TO DO: Images are excluded; otherwise, output every record exactly.

MATERIAL SHOWN:
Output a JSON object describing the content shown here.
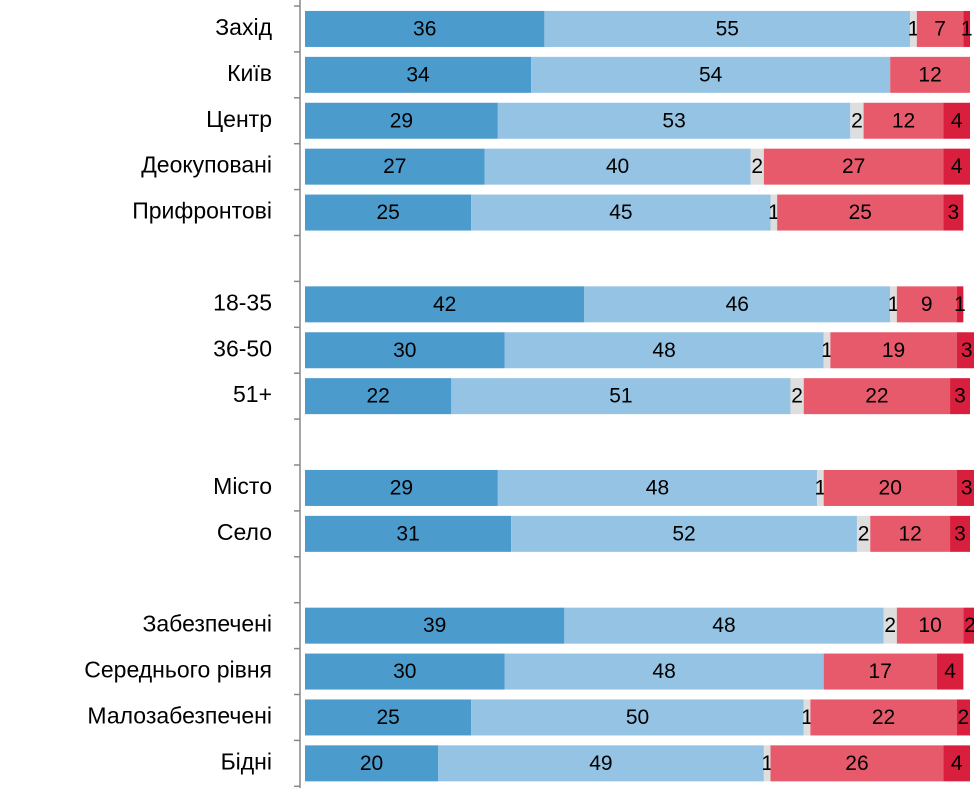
{
  "chart_data": {
    "type": "stacked-bar-horizontal",
    "categories": [
      "Захід",
      "Київ",
      "Центр",
      "Деокуповані",
      "Прифронтові",
      null,
      "18-35",
      "36-50",
      "51+",
      null,
      "Місто",
      "Село",
      null,
      "Забезпечені",
      "Середнього рівня",
      "Малозабезпечені",
      "Бідні"
    ],
    "series": [
      {
        "color": "#4b9bcc",
        "values": [
          36,
          34,
          29,
          27,
          25,
          null,
          42,
          30,
          22,
          null,
          29,
          31,
          null,
          39,
          30,
          25,
          20
        ]
      },
      {
        "color": "#94c3e3",
        "values": [
          55,
          54,
          53,
          40,
          45,
          null,
          46,
          48,
          51,
          null,
          48,
          52,
          null,
          48,
          48,
          50,
          49
        ]
      },
      {
        "color": "#dedede",
        "values": [
          1,
          null,
          2,
          2,
          1,
          null,
          1,
          1,
          2,
          null,
          1,
          2,
          null,
          2,
          null,
          1,
          1
        ]
      },
      {
        "color": "#e75a6b",
        "values": [
          7,
          12,
          12,
          27,
          25,
          null,
          9,
          19,
          22,
          null,
          20,
          12,
          null,
          10,
          17,
          22,
          26
        ]
      },
      {
        "color": "#d8203e",
        "values": [
          1,
          null,
          4,
          4,
          3,
          null,
          1,
          3,
          3,
          null,
          3,
          3,
          null,
          2,
          4,
          2,
          4
        ]
      }
    ],
    "xlim": [
      0,
      100
    ]
  }
}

CORRECT RESPONSE:
Output a JSON object describing the content shown here.
{
  "chart_data": {
    "type": "stacked-bar-horizontal",
    "categories": [
      "Захід",
      "Київ",
      "Центр",
      "Деокуповані",
      "Прифронтові",
      null,
      "18-35",
      "36-50",
      "51+",
      null,
      "Місто",
      "Село",
      null,
      "Забезпечені",
      "Середнього рівня",
      "Малозабезпечені",
      "Бідні"
    ],
    "series": [
      {
        "color": "#4b9bcc",
        "values": [
          36,
          34,
          29,
          27,
          25,
          null,
          42,
          30,
          22,
          null,
          29,
          31,
          null,
          39,
          30,
          25,
          20
        ]
      },
      {
        "color": "#94c3e3",
        "values": [
          55,
          54,
          53,
          40,
          45,
          null,
          46,
          48,
          51,
          null,
          48,
          52,
          null,
          48,
          48,
          50,
          49
        ]
      },
      {
        "color": "#dedede",
        "values": [
          1,
          null,
          2,
          2,
          1,
          null,
          1,
          1,
          2,
          null,
          1,
          2,
          null,
          2,
          null,
          1,
          1
        ]
      },
      {
        "color": "#e75a6b",
        "values": [
          7,
          12,
          12,
          27,
          25,
          null,
          9,
          19,
          22,
          null,
          20,
          12,
          null,
          10,
          17,
          22,
          26
        ]
      },
      {
        "color": "#d8203e",
        "values": [
          1,
          null,
          4,
          4,
          3,
          null,
          1,
          3,
          3,
          null,
          3,
          3,
          null,
          2,
          4,
          2,
          4
        ]
      }
    ],
    "xlim": [
      0,
      100
    ]
  }
}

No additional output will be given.